* [Task brief]
Every entry must be echoed exactly.

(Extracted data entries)
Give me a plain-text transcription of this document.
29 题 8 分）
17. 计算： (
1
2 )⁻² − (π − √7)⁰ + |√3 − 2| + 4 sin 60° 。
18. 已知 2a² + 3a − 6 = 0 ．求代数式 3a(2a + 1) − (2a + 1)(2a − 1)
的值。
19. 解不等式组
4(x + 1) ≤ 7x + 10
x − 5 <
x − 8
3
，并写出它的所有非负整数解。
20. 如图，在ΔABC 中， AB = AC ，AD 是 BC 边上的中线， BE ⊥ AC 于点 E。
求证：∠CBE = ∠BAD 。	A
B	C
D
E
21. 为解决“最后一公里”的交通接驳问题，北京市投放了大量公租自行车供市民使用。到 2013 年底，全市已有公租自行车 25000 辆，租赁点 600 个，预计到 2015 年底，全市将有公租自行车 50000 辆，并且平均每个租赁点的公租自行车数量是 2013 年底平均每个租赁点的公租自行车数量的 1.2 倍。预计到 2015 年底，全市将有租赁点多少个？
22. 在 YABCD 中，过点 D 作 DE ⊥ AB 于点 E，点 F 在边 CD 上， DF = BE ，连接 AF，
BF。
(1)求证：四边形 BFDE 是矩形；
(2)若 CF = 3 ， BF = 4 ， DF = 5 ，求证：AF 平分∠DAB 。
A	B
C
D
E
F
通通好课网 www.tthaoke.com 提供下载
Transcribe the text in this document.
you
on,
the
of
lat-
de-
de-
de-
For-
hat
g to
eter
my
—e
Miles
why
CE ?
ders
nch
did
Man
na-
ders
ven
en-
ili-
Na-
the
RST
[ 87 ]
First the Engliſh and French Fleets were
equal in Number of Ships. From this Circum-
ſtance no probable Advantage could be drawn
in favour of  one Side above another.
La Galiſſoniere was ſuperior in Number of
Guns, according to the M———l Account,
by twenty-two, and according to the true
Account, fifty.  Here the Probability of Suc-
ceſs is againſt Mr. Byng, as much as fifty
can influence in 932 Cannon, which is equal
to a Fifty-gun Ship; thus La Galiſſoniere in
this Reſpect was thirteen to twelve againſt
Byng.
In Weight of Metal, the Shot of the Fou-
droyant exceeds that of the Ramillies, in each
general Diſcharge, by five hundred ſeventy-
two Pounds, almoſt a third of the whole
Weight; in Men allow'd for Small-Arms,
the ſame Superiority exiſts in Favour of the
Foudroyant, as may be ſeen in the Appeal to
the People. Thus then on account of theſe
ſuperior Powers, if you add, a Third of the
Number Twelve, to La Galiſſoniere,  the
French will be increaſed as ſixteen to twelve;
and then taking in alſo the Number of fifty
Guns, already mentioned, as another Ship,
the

* [Response below]
Give me a plain-text transcription of this document.
29 题 8 分）
17. 计算： (
1
2 )⁻² − (π − √7)⁰ + |√3 − 2| + 4 sin 60° 。
18. 已知 2a² + 3a − 6 = 0 ．求代数式 3a(2a + 1) − (2a + 1)(2a − 1)
的值。
19. 解不等式组
4(x + 1) ≤ 7x + 10
x − 5 <
x − 8
3
，并写出它的所有非负整数解。
20. 如图，在ΔABC 中， AB = AC ，AD 是 BC 边上的中线， BE ⊥ AC 于点 E。
求证：∠CBE = ∠BAD 。	A
B	C
D
E
21. 为解决“最后一公里”的交通接驳问题，北京市投放了大量公租自行车供市民使用。到 2013 年底，全市已有公租自行车 25000 辆，租赁点 600 个，预计到 2015 年底，全市将有公租自行车 50000 辆，并且平均每个租赁点的公租自行车数量是 2013 年底平均每个租赁点的公租自行车数量的 1.2 倍。预计到 2015 年底，全市将有租赁点多少个？
22. 在 YABCD 中，过点 D 作 DE ⊥ AB 于点 E，点 F 在边 CD 上， DF = BE ，连接 AF，
BF。
(1)求证：四边形 BFDE 是矩形；
(2)若 CF = 3 ， BF = 4 ， DF = 5 ，求证：AF 平分∠DAB 。
A	B
C
D
E
F
通通好课网 www.tthaoke.com 提供下载
Transcribe the text in this document.
you
on,
the
of
lat-
de-
de-
de-
For-
hat
g to
eter
my
—e
Miles
why
CE ?
ders
nch
did
Man
na-
ders
ven
en-
ili-
Na-
the
RST
[ 87 ]
First the Engliſh and French Fleets were
equal in Number of Ships. From this Circum-
ſtance no probable Advantage could be drawn
in favour of  one Side above another.
La Galiſſoniere was ſuperior in Number of
Guns, according to the M———l Account,
by twenty-two, and according to the true
Account, fifty.  Here the Probability of Suc-
ceſs is againſt Mr. Byng, as much as fifty
can influence in 932 Cannon, which is equal
to a Fifty-gun Ship; thus La Galiſſoniere in
this Reſpect was thirteen to twelve againſt
Byng.
In Weight of Metal, the Shot of the Fou-
droyant exceeds that of the Ramillies, in each
general Diſcharge, by five hundred ſeventy-
two Pounds, almoſt a third of the whole
Weight; in Men allow'd for Small-Arms,
the ſame Superiority exiſts in Favour of the
Foudroyant, as may be ſeen in the Appeal to
the People. Thus then on account of theſe
ſuperior Powers, if you add, a Third of the
Number Twelve, to La Galiſſoniere,  the
French will be increaſed as ſixteen to twelve;
and then taking in alſo the Number of fifty
Guns, already mentioned, as another Ship,
the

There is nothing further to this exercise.